→ **What the task requires**: Only lines holding the word "that" should be copied from the material.

------------------------

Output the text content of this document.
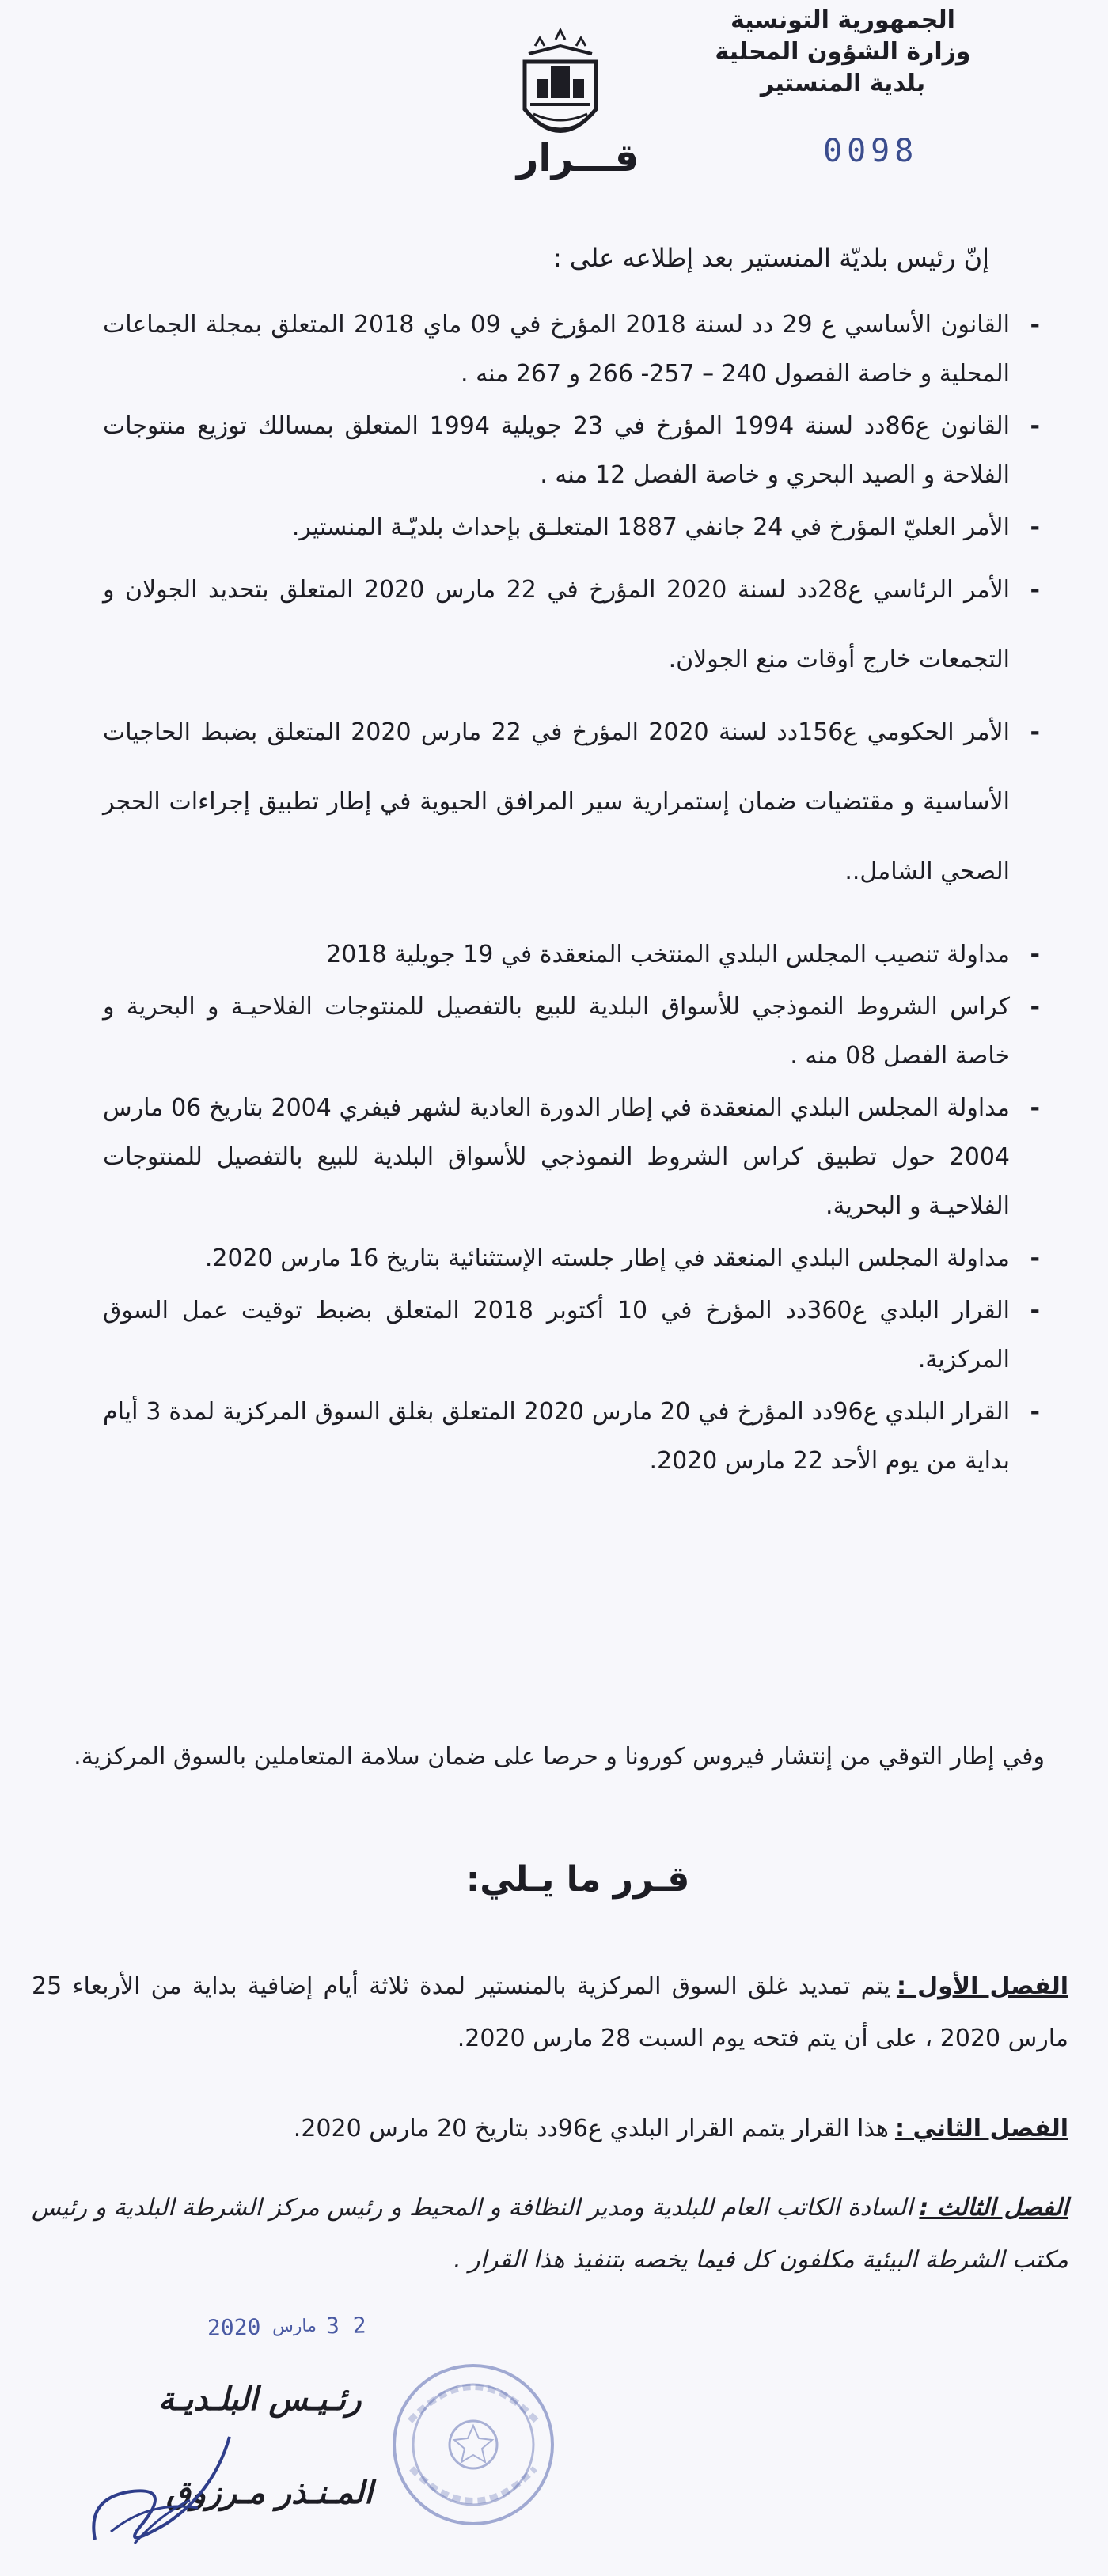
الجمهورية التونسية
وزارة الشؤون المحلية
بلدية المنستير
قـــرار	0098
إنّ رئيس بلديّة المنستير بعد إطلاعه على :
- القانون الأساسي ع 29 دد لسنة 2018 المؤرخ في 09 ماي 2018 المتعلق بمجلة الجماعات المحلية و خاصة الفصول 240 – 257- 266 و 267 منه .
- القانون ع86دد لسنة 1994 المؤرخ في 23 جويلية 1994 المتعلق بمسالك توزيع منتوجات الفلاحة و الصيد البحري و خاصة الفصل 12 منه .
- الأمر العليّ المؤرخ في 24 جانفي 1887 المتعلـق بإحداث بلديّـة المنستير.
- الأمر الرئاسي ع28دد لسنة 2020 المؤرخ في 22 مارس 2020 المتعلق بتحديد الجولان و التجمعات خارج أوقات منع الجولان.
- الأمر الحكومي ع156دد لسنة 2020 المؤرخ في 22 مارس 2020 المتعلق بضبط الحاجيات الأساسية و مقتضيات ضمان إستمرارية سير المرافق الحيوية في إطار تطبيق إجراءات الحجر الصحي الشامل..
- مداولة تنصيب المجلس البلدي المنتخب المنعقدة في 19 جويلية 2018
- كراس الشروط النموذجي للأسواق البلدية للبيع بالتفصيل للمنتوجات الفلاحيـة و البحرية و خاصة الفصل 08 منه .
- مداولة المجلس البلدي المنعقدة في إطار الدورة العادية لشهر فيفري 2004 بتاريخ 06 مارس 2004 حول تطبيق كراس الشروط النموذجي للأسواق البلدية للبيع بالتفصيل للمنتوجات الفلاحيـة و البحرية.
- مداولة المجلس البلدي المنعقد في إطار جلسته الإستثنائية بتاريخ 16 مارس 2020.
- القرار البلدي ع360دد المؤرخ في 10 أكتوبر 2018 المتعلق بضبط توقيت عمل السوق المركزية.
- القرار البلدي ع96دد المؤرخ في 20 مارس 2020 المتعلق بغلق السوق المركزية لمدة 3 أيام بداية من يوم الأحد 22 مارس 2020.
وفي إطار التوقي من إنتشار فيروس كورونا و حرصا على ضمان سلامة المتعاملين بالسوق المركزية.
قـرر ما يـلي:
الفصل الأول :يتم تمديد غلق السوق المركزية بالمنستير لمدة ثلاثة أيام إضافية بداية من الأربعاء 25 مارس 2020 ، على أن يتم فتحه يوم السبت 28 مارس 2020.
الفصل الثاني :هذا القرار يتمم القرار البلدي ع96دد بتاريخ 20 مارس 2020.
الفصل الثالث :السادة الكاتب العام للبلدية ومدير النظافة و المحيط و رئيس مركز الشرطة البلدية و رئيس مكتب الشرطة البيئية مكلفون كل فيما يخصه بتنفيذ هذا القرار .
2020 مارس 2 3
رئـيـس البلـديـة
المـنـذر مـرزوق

------------------------

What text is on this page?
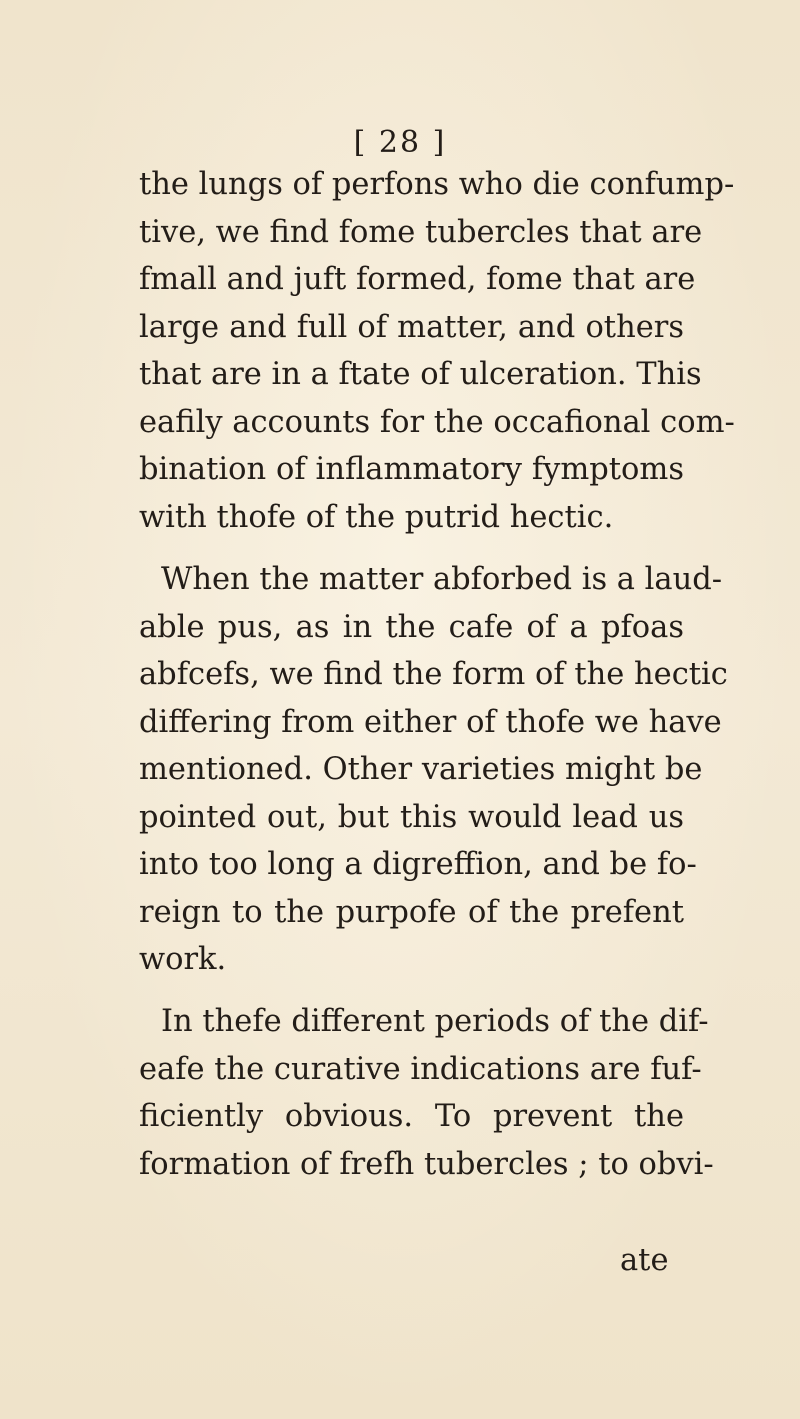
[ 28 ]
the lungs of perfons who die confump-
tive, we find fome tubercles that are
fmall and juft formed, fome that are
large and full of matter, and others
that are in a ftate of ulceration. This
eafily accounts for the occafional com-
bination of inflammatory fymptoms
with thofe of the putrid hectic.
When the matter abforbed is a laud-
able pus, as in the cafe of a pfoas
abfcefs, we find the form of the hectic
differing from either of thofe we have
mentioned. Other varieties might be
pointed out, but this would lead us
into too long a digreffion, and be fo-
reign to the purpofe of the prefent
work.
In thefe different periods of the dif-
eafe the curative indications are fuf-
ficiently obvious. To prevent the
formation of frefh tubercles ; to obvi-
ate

------------------------

→ **Output for this task**:
tive, we find fome tubercles that are
fmall and juft formed, fome that are
that are in a ftate of ulceration. This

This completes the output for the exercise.